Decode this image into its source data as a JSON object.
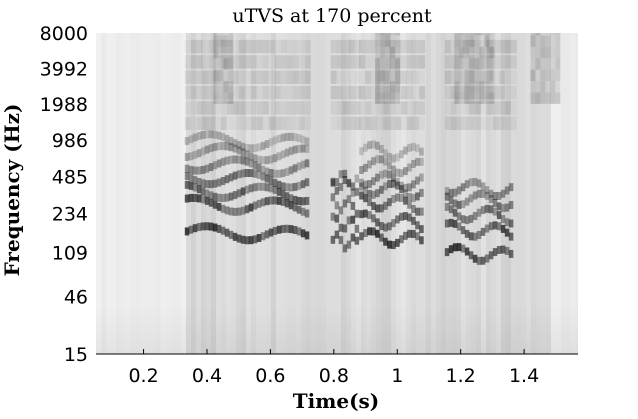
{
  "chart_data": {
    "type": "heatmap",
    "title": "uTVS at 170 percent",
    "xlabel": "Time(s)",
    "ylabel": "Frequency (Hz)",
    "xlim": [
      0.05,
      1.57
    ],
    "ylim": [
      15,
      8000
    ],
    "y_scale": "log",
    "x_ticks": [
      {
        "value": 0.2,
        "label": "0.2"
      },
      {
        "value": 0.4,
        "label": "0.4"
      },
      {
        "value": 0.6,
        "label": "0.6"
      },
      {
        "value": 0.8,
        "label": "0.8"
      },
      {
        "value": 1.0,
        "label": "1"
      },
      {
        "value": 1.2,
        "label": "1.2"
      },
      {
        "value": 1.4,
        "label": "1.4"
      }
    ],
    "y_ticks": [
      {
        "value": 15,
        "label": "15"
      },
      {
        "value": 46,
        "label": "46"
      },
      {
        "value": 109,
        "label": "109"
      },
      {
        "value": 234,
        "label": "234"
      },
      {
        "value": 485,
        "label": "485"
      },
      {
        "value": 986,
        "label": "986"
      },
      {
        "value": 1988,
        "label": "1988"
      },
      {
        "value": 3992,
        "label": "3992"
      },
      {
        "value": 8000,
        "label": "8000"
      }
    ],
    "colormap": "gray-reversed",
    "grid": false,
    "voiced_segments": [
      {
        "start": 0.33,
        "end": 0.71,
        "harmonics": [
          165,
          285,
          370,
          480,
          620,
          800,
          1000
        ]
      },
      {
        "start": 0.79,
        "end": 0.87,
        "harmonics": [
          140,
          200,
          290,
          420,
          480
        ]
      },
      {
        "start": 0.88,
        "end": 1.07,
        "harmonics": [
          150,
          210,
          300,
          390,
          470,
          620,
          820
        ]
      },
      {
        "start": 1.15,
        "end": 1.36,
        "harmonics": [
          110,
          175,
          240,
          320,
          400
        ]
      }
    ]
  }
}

━━━━━━━━

> _Direction_: The records above should be reproduced exactly, with no pictures included.

> _Task response_:
Decode this image into its source data as a JSON object.
{
  "chart_data": {
    "type": "heatmap",
    "title": "uTVS at 170 percent",
    "xlabel": "Time(s)",
    "ylabel": "Frequency (Hz)",
    "xlim": [
      0.05,
      1.57
    ],
    "ylim": [
      15,
      8000
    ],
    "y_scale": "log",
    "x_ticks": [
      {
        "value": 0.2,
        "label": "0.2"
      },
      {
        "value": 0.4,
        "label": "0.4"
      },
      {
        "value": 0.6,
        "label": "0.6"
      },
      {
        "value": 0.8,
        "label": "0.8"
      },
      {
        "value": 1.0,
        "label": "1"
      },
      {
        "value": 1.2,
        "label": "1.2"
      },
      {
        "value": 1.4,
        "label": "1.4"
      }
    ],
    "y_ticks": [
      {
        "value": 15,
        "label": "15"
      },
      {
        "value": 46,
        "label": "46"
      },
      {
        "value": 109,
        "label": "109"
      },
      {
        "value": 234,
        "label": "234"
      },
      {
        "value": 485,
        "label": "485"
      },
      {
        "value": 986,
        "label": "986"
      },
      {
        "value": 1988,
        "label": "1988"
      },
      {
        "value": 3992,
        "label": "3992"
      },
      {
        "value": 8000,
        "label": "8000"
      }
    ],
    "colormap": "gray-reversed",
    "grid": false,
    "voiced_segments": [
      {
        "start": 0.33,
        "end": 0.71,
        "harmonics": [
          165,
          285,
          370,
          480,
          620,
          800,
          1000
        ]
      },
      {
        "start": 0.79,
        "end": 0.87,
        "harmonics": [
          140,
          200,
          290,
          420,
          480
        ]
      },
      {
        "start": 0.88,
        "end": 1.07,
        "harmonics": [
          150,
          210,
          300,
          390,
          470,
          620,
          820
        ]
      },
      {
        "start": 1.15,
        "end": 1.36,
        "harmonics": [
          110,
          175,
          240,
          320,
          400
        ]
      }
    ]
  }
}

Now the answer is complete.